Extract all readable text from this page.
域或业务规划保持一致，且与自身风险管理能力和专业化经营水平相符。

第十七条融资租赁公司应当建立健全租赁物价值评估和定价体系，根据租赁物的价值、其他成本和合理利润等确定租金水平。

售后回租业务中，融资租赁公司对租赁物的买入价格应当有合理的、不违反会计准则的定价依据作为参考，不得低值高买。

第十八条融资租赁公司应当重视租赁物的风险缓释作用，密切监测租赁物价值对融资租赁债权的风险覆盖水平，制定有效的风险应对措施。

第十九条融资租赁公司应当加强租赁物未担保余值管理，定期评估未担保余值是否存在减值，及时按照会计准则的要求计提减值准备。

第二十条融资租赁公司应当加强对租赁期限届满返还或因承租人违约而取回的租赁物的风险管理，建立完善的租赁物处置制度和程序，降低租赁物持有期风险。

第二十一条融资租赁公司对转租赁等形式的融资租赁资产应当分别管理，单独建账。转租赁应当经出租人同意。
★ ★ ★ ★
### Challenge
Reproduce all of the entries word for word.

### Answer to this task
Extract all readable text from this page.
域或业务规划保持一致，且与自身风险管理能力和专业化经营水平相符。

第十七条融资租赁公司应当建立健全租赁物价值评估和定价体系，根据租赁物的价值、其他成本和合理利润等确定租金水平。

售后回租业务中，融资租赁公司对租赁物的买入价格应当有合理的、不违反会计准则的定价依据作为参考，不得低值高买。

第十八条融资租赁公司应当重视租赁物的风险缓释作用，密切监测租赁物价值对融资租赁债权的风险覆盖水平，制定有效的风险应对措施。

第十九条融资租赁公司应当加强租赁物未担保余值管理，定期评估未担保余值是否存在减值，及时按照会计准则的要求计提减值准备。

第二十条融资租赁公司应当加强对租赁期限届满返还或因承租人违约而取回的租赁物的风险管理，建立完善的租赁物处置制度和程序，降低租赁物持有期风险。

第二十一条融资租赁公司对转租赁等形式的融资租赁资产应当分别管理，单独建账。转租赁应当经出租人同意。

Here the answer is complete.